_DESAFIO 1_.
Responda, com base no texto sobre música e tecnologia:
(a) Em que número dos Campos Elísios fica a mansão de Jacinto de Tormes?
(b) Em que ano foi editado o romance "A Cidade e As Serras"?
(c) Que compositor é apontado como tendo anunciado o fim das cantorias amadoras?

_TEXTO APRESENTADO_.

Eis-nos numa sumptuosa casa parisiense, em plenos Campos Elísios. Uma orquestra toca num salão, animando alguns dos convivas. Não todos, que há quem prefira ouvir teatro ou ópera noutra divisão, seleccionando o canal que o espírito julgue adequado ao momento, há quem prefira ser senhor total da companhia sonora e, noutra divisão ainda, seleccione o registo que queira ouvir, do princípio ao fim, com as interrupções que julga apropriadas. Relato de hoje, tempo de mil dispositivos e outras tantas plataformas de lazer, de iPhones, iPods, iTunes, Blu-Ray e Surround 5.1? Nem por isso. Relato de uma festa no 202 dos Campos Elísios, mansão de Jacinto de Tormes, personagem principal de "A Cidade e As Serras", romance póstumo de Eça de Queirós, editado em 1901 - esta não parecerá, convenhamos, a forma mais apropriada de iniciar um texto que se pretende sobre o futuro. E, no entanto, avançamos.

A animação na mansão: a orquestra, o Teatrofone ligado por linha telefónica às grandes salas parisienses, o gramofone soltando melodias preservadas em cilindros de cera. O início desta história: a íntima relação entre tecnologia e música. Uma alimentando a outra, conduzindo-a à mudança - quer por aproveitamento, quer por reacção. Resumindo: do gramofone de início do século XX à música feita em Playstation no XXI.
Na viragem de século parisiense em que encontrámos Jacinto, estávamos à beira de uma revolução. Com a possibilidade da gravação, os processos de fruição, criação e interpretação da música transformar-se-iam irremediavelmente. Nessa altura, compositores como John Philip Sousa, catastróficos, anunciaram o fim das cantorias amadoras, caseiras, e o desemprego dos músicos profissionais. Outros, por sua vez, elogiaram a democratização que o invento traria: a música, toda a música, dos cantores populares aos líricos, das grandes orquestras aos pequenos combos, acessível a todos (onde é que já ouvimos isto, e recentemente?).

_DADOS REGISTADOS_.
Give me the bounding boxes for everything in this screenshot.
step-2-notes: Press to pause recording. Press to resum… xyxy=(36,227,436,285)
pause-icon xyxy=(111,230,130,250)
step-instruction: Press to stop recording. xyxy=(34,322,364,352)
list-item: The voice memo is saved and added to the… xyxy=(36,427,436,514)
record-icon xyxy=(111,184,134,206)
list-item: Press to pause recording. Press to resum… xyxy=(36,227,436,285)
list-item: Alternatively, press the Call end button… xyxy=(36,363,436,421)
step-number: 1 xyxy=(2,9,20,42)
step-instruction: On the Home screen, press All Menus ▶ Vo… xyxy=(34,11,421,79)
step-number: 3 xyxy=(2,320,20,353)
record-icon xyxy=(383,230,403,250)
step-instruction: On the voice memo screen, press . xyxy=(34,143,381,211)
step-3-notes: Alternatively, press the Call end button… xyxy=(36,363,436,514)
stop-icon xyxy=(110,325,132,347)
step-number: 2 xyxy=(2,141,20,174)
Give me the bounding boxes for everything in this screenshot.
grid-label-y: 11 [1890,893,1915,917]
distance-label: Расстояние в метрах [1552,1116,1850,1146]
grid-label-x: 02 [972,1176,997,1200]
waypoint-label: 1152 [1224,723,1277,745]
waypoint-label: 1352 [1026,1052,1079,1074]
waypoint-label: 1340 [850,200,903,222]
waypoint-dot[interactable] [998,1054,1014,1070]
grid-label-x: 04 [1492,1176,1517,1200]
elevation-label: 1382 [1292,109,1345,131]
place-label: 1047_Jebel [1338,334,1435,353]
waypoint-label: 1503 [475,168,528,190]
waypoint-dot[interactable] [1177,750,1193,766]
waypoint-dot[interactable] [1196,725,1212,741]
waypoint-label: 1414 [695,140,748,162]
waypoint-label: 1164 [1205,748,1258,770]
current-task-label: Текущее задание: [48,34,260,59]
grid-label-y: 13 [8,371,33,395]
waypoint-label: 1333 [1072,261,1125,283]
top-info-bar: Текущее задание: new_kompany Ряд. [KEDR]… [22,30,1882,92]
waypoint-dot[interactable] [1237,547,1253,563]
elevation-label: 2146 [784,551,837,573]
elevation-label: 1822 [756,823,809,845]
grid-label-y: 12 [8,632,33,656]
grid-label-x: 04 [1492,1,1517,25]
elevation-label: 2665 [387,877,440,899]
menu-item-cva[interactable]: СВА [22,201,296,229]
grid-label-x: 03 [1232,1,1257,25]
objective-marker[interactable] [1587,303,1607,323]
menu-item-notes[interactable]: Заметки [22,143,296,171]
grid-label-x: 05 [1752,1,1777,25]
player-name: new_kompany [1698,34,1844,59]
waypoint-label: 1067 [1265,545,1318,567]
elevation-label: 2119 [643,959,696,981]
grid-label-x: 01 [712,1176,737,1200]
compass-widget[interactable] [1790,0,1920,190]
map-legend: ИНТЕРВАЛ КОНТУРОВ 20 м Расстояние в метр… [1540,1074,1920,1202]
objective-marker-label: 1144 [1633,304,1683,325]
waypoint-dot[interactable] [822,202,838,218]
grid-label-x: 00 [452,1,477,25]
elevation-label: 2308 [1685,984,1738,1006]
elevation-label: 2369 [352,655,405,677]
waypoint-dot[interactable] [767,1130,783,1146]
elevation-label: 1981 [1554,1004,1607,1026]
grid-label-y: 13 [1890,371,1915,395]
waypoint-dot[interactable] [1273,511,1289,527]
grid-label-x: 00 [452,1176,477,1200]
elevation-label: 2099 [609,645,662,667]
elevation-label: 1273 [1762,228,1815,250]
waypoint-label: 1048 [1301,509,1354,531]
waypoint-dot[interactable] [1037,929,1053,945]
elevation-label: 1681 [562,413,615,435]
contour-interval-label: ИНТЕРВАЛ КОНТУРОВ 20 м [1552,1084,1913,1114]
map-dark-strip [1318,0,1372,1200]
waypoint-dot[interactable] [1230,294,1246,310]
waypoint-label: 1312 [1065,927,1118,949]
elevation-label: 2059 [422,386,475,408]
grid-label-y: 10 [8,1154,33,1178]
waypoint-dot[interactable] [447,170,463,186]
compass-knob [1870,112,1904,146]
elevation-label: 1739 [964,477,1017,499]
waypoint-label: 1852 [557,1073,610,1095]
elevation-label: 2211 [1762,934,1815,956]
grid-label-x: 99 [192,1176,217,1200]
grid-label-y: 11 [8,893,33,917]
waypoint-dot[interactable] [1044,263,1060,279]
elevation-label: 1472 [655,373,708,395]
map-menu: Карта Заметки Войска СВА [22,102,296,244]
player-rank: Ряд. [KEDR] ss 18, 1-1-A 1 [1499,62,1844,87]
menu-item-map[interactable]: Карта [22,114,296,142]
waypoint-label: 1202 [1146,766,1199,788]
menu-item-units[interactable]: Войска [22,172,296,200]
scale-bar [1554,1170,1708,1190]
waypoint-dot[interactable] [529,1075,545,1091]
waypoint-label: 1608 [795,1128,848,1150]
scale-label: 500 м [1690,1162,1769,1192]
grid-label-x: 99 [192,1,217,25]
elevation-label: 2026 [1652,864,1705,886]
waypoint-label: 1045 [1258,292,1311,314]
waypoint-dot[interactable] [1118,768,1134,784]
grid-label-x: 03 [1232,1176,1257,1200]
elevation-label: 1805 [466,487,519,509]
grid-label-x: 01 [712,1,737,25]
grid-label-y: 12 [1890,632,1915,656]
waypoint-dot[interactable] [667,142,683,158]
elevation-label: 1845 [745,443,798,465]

_DESAFIO 2_. Por favor, troque "waypoint-label" por "marcador-rota" no trecho da listagem que vai do início até à linha que contém "elevation-label: 2665 [387,877,440,899]", inclusive, mantendo tudo o resto inalterado. Devolva apenas esse trecho.

_RESPOSTA COMPLETA 1_.
(a) No 202.
(b) Em 1901.
(c) John Philip Sousa.

_RESPOSTA COMPLETA 2_.
Give me the bounding boxes for everything in this screenshot.
step-2-notes: Press to pause recording. Press to resum… xyxy=(36,227,436,285)
pause-icon xyxy=(111,230,130,250)
step-instruction: Press to stop recording. xyxy=(34,322,364,352)
list-item: The voice memo is saved and added to the… xyxy=(36,427,436,514)
record-icon xyxy=(111,184,134,206)
list-item: Press to pause recording. Press to resum… xyxy=(36,227,436,285)
list-item: Alternatively, press the Call end button… xyxy=(36,363,436,421)
step-number: 1 xyxy=(2,9,20,42)
step-instruction: On the Home screen, press All Menus ▶ Vo… xyxy=(34,11,421,79)
step-number: 3 xyxy=(2,320,20,353)
record-icon xyxy=(383,230,403,250)
step-instruction: On the voice memo screen, press . xyxy=(34,143,381,211)
step-3-notes: Alternatively, press the Call end button… xyxy=(36,363,436,514)
stop-icon xyxy=(110,325,132,347)
step-number: 2 xyxy=(2,141,20,174)
Give me the bounding boxes for everything in this screenshot.
grid-label-y: 11 [1890,893,1915,917]
distance-label: Расстояние в метрах [1552,1116,1850,1146]
grid-label-x: 02 [972,1176,997,1200]
marcador-rota: 1152 [1224,723,1277,745]
marcador-rota: 1352 [1026,1052,1079,1074]
marcador-rota: 1340 [850,200,903,222]
waypoint-dot[interactable] [998,1054,1014,1070]
grid-label-x: 04 [1492,1176,1517,1200]
elevation-label: 1382 [1292,109,1345,131]
place-label: 1047_Jebel [1338,334,1435,353]
marcador-rota: 1503 [475,168,528,190]
waypoint-dot[interactable] [1177,750,1193,766]
waypoint-dot[interactable] [1196,725,1212,741]
marcador-rota: 1414 [695,140,748,162]
marcador-rota: 1164 [1205,748,1258,770]
current-task-label: Текущее задание: [48,34,260,59]
grid-label-y: 13 [8,371,33,395]
marcador-rota: 1333 [1072,261,1125,283]
top-info-bar: Текущее задание: new_kompany Ряд. [KEDR]… [22,30,1882,92]
waypoint-dot[interactable] [1237,547,1253,563]
elevation-label: 2146 [784,551,837,573]
elevation-label: 1822 [756,823,809,845]
grid-label-y: 12 [8,632,33,656]
grid-label-x: 04 [1492,1,1517,25]
elevation-label: 2665 [387,877,440,899]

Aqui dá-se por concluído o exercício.